Annotated element listings:
┄┄┄┄┄┄┄┄┄┄┄┄┄┄┄┄┄┄┄┄

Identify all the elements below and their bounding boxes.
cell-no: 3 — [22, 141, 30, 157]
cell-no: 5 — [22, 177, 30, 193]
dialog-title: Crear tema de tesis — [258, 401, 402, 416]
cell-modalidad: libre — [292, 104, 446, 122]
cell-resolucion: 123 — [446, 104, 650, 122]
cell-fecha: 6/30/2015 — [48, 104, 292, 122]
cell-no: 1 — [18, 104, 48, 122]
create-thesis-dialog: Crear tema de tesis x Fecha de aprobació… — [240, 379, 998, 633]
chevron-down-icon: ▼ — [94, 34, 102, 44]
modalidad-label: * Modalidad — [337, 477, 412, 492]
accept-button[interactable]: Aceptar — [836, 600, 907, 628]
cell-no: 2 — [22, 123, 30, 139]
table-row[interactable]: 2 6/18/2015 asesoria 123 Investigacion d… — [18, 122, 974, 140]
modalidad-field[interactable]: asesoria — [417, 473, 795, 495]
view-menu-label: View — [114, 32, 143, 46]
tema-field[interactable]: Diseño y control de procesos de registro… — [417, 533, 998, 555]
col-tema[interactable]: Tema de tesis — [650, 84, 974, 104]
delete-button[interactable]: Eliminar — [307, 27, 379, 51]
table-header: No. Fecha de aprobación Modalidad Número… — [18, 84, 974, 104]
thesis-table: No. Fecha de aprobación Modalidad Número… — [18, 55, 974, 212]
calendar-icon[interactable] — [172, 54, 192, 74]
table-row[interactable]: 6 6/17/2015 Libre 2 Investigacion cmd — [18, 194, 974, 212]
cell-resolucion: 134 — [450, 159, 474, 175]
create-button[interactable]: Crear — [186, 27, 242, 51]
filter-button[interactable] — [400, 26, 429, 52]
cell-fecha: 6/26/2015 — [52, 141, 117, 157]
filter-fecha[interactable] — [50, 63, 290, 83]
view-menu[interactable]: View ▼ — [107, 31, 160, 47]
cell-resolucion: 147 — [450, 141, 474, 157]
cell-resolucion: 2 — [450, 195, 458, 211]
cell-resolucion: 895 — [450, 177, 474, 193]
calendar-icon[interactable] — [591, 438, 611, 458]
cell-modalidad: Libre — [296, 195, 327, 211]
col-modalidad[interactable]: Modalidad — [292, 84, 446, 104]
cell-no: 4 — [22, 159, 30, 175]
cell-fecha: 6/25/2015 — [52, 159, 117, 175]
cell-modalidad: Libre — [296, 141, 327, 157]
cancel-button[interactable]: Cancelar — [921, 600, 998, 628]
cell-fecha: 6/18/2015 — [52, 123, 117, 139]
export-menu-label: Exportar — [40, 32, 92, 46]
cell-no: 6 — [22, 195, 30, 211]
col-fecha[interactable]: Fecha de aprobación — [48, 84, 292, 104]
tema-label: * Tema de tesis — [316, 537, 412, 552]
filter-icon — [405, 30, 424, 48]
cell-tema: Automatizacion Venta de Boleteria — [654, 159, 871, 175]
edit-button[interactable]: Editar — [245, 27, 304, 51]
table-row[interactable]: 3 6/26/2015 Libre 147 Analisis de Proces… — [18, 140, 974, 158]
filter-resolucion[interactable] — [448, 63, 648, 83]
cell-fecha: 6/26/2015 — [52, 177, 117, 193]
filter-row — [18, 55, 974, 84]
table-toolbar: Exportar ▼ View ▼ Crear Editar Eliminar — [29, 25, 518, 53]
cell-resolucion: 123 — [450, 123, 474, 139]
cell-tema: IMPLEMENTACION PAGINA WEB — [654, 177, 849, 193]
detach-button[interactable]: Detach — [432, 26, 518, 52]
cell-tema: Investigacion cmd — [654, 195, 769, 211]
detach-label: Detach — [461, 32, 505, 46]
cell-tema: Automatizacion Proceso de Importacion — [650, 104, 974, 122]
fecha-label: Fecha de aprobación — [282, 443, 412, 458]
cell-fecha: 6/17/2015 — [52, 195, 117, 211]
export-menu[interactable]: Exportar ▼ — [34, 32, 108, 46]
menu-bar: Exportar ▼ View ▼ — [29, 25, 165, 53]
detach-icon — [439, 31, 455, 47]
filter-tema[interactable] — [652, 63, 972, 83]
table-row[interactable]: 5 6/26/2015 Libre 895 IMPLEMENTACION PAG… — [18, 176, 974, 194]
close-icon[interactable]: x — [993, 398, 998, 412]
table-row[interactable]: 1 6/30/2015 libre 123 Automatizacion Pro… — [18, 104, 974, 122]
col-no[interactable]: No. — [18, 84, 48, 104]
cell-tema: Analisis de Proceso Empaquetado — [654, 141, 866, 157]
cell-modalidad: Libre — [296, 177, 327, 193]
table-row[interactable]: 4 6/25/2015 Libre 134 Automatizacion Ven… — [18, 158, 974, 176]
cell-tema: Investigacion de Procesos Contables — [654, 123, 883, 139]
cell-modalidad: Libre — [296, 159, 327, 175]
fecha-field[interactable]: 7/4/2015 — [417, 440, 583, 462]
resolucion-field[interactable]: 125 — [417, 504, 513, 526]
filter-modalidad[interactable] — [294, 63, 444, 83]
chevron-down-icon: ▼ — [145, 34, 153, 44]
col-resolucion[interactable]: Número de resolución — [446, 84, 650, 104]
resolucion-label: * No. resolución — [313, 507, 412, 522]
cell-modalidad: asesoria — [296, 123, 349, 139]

┄┄┄┄┄┄┄┄┄┄┄┄┄┄┄┄┄┄┄┄

> **EXERCISE DESCRIPTION**: Change "interactable" to "clickable" in every row and reproduce all the lines, keeping everything else unchanged.

> **WRITTEN RESPONSE**:
Identify all the elements below and their bounding boxes.
cell-no: 3 — [22, 141, 30, 157]
cell-no: 5 — [22, 177, 30, 193]
dialog-title: Crear tema de tesis — [258, 401, 402, 416]
cell-modalidad: libre — [292, 104, 446, 122]
cell-resolucion: 123 — [446, 104, 650, 122]
cell-fecha: 6/30/2015 — [48, 104, 292, 122]
cell-no: 1 — [18, 104, 48, 122]
create-thesis-dialog: Crear tema de tesis x Fecha de aprobació… — [240, 379, 998, 633]
chevron-down-icon: ▼ — [94, 34, 102, 44]
modalidad-label: * Modalidad — [337, 477, 412, 492]
accept-button[clickable]: Aceptar — [836, 600, 907, 628]
cell-no: 2 — [22, 123, 30, 139]
table-row[clickable]: 2 6/18/2015 asesoria 123 Investigacion d… — [18, 122, 974, 140]
modalidad-field[clickable]: asesoria — [417, 473, 795, 495]
view-menu-label: View — [114, 32, 143, 46]
tema-field[clickable]: Diseño y control de procesos de registro… — [417, 533, 998, 555]
col-tema[clickable]: Tema de tesis — [650, 84, 974, 104]
delete-button[clickable]: Eliminar — [307, 27, 379, 51]
table-header: No. Fecha de aprobación Modalidad Número… — [18, 84, 974, 104]
thesis-table: No. Fecha de aprobación Modalidad Número… — [18, 55, 974, 212]
calendar-icon[clickable] — [172, 54, 192, 74]
table-row[clickable]: 6 6/17/2015 Libre 2 Investigacion cmd — [18, 194, 974, 212]
cell-resolucion: 134 — [450, 159, 474, 175]
create-button[clickable]: Crear — [186, 27, 242, 51]
filter-button[clickable] — [400, 26, 429, 52]
cell-fecha: 6/26/2015 — [52, 141, 117, 157]
filter-fecha[clickable] — [50, 63, 290, 83]
view-menu[clickable]: View ▼ — [107, 31, 160, 47]
cell-resolucion: 147 — [450, 141, 474, 157]
cell-resolucion: 2 — [450, 195, 458, 211]
cell-resolucion: 895 — [450, 177, 474, 193]
calendar-icon[clickable] — [591, 438, 611, 458]
cell-modalidad: Libre — [296, 195, 327, 211]
col-modalidad[clickable]: Modalidad — [292, 84, 446, 104]
cell-no: 4 — [22, 159, 30, 175]
cell-fecha: 6/25/2015 — [52, 159, 117, 175]
cell-modalidad: Libre — [296, 141, 327, 157]
cancel-button[clickable]: Cancelar — [921, 600, 998, 628]
cell-fecha: 6/18/2015 — [52, 123, 117, 139]
export-menu-label: Exportar — [40, 32, 92, 46]
cell-no: 6 — [22, 195, 30, 211]
col-fecha[clickable]: Fecha de aprobación — [48, 84, 292, 104]
tema-label: * Tema de tesis — [316, 537, 412, 552]
filter-icon — [405, 30, 424, 48]
cell-tema: Automatizacion Venta de Boleteria — [654, 159, 871, 175]
edit-button[clickable]: Editar — [245, 27, 304, 51]
table-row[clickable]: 3 6/26/2015 Libre 147 Analisis de Proces… — [18, 140, 974, 158]
filter-resolucion[clickable] — [448, 63, 648, 83]
cell-fecha: 6/26/2015 — [52, 177, 117, 193]
filter-row — [18, 55, 974, 84]
table-toolbar: Exportar ▼ View ▼ Crear Editar Eliminar — [29, 25, 518, 53]
cell-resolucion: 123 — [450, 123, 474, 139]
cell-tema: IMPLEMENTACION PAGINA WEB — [654, 177, 849, 193]
detach-button[clickable]: Detach — [432, 26, 518, 52]
cell-tema: Investigacion cmd — [654, 195, 769, 211]
detach-label: Detach — [461, 32, 505, 46]
cell-tema: Automatizacion Proceso de Importacion — [650, 104, 974, 122]
fecha-label: Fecha de aprobación — [282, 443, 412, 458]
cell-fecha: 6/17/2015 — [52, 195, 117, 211]
export-menu[clickable]: Exportar ▼ — [34, 32, 108, 46]
menu-bar: Exportar ▼ View ▼ — [29, 25, 165, 53]
detach-icon — [439, 31, 455, 47]
filter-tema[clickable] — [652, 63, 972, 83]
table-row[clickable]: 5 6/26/2015 Libre 895 IMPLEMENTACION PAG… — [18, 176, 974, 194]
close-icon[clickable]: x — [993, 398, 998, 412]
table-row[clickable]: 1 6/30/2015 libre 123 Automatizacion Pro… — [18, 104, 974, 122]
col-no[clickable]: No. — [18, 84, 48, 104]
cell-tema: Analisis de Proceso Empaquetado — [654, 141, 866, 157]
cell-modalidad: Libre — [296, 177, 327, 193]
table-row[clickable]: 4 6/25/2015 Libre 134 Automatizacion Ven… — [18, 158, 974, 176]
cell-tema: Investigacion de Procesos Contables — [654, 123, 883, 139]
cell-modalidad: Libre — [296, 159, 327, 175]
fecha-field[clickable]: 7/4/2015 — [417, 440, 583, 462]
resolucion-field[clickable]: 125 — [417, 504, 513, 526]
filter-modalidad[clickable] — [294, 63, 444, 83]
chevron-down-icon: ▼ — [145, 34, 153, 44]
col-resolucion[clickable]: Número de resolución — [446, 84, 650, 104]
resolucion-label: * No. resolución — [313, 507, 412, 522]
cell-modalidad: asesoria — [296, 123, 349, 139]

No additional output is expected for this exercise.